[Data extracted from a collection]
§ §

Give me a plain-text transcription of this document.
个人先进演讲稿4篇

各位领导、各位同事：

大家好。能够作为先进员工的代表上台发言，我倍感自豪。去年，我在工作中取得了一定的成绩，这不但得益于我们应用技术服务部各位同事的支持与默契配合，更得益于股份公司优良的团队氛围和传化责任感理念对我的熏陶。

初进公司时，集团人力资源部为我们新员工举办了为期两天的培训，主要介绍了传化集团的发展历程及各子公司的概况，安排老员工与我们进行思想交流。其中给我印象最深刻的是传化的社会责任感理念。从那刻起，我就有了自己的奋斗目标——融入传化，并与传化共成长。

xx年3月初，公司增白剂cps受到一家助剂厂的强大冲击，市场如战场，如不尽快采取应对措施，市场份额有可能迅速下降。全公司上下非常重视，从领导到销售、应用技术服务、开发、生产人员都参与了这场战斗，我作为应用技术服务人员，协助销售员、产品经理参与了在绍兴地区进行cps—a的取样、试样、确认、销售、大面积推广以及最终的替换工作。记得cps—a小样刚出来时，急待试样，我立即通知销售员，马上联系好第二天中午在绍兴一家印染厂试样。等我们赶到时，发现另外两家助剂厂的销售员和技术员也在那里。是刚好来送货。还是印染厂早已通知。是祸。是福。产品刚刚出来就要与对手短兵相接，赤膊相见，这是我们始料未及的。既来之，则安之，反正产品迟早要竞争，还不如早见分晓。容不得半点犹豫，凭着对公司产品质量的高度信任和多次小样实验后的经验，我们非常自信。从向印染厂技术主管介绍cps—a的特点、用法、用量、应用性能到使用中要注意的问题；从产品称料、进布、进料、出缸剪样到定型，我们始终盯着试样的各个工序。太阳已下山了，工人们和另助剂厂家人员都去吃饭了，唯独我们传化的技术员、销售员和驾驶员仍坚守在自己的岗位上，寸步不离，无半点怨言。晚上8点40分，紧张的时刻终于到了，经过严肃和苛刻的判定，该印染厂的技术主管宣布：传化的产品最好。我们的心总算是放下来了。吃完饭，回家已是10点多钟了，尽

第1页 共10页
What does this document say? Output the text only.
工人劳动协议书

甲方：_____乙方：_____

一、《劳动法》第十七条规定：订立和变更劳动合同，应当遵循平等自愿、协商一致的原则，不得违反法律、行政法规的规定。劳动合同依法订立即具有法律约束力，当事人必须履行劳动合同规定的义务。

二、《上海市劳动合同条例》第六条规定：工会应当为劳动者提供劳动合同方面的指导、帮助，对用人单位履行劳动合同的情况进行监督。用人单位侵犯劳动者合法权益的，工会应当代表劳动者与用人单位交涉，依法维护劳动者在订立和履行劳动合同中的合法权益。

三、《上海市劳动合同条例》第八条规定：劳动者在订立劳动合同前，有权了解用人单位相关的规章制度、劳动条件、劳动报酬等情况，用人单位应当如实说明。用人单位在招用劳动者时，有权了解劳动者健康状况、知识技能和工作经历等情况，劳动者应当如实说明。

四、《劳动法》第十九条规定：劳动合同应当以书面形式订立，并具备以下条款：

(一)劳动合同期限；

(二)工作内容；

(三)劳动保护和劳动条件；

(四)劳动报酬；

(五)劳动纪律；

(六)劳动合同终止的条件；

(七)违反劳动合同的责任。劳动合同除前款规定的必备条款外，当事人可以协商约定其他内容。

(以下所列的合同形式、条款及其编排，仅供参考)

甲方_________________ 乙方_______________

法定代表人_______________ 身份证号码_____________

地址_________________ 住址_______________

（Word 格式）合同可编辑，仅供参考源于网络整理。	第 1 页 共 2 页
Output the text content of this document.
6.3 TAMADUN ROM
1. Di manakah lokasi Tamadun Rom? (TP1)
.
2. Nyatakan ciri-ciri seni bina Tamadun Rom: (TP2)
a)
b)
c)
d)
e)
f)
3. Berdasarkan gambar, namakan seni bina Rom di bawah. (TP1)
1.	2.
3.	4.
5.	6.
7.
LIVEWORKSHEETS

§ §

WHAT TO WORK ON:
Repeat exactly, and only, the lines from the line with "What does this" through the end of the listing above, both ends included.

WRITTEN RESPONSE:
What does this document say? Output the text only.
工人劳动协议书

甲方：_____乙方：_____

一、《劳动法》第十七条规定：订立和变更劳动合同，应当遵循平等自愿、协商一致的原则，不得违反法律、行政法规的规定。劳动合同依法订立即具有法律约束力，当事人必须履行劳动合同规定的义务。

二、《上海市劳动合同条例》第六条规定：工会应当为劳动者提供劳动合同方面的指导、帮助，对用人单位履行劳动合同的情况进行监督。用人单位侵犯劳动者合法权益的，工会应当代表劳动者与用人单位交涉，依法维护劳动者在订立和履行劳动合同中的合法权益。

三、《上海市劳动合同条例》第八条规定：劳动者在订立劳动合同前，有权了解用人单位相关的规章制度、劳动条件、劳动报酬等情况，用人单位应当如实说明。用人单位在招用劳动者时，有权了解劳动者健康状况、知识技能和工作经历等情况，劳动者应当如实说明。

四、《劳动法》第十九条规定：劳动合同应当以书面形式订立，并具备以下条款：

(一)劳动合同期限；

(二)工作内容；

(三)劳动保护和劳动条件；

(四)劳动报酬；

(五)劳动纪律；

(六)劳动合同终止的条件；

(七)违反劳动合同的责任。劳动合同除前款规定的必备条款外，当事人可以协商约定其他内容。

(以下所列的合同形式、条款及其编排，仅供参考)

甲方_________________ 乙方_______________

法定代表人_______________ 身份证号码_____________

地址_________________ 住址_______________

（Word 格式）合同可编辑，仅供参考源于网络整理。	第 1 页 共 2 页
Output the text content of this document.
6.3 TAMADUN ROM
1. Di manakah lokasi Tamadun Rom? (TP1)
.
2. Nyatakan ciri-ciri seni bina Tamadun Rom: (TP2)
a)
b)
c)
d)
e)
f)
3. Berdasarkan gambar, namakan seni bina Rom di bawah. (TP1)
1.	2.
3.	4.
5.	6.
7.
LIVEWORKSHEETS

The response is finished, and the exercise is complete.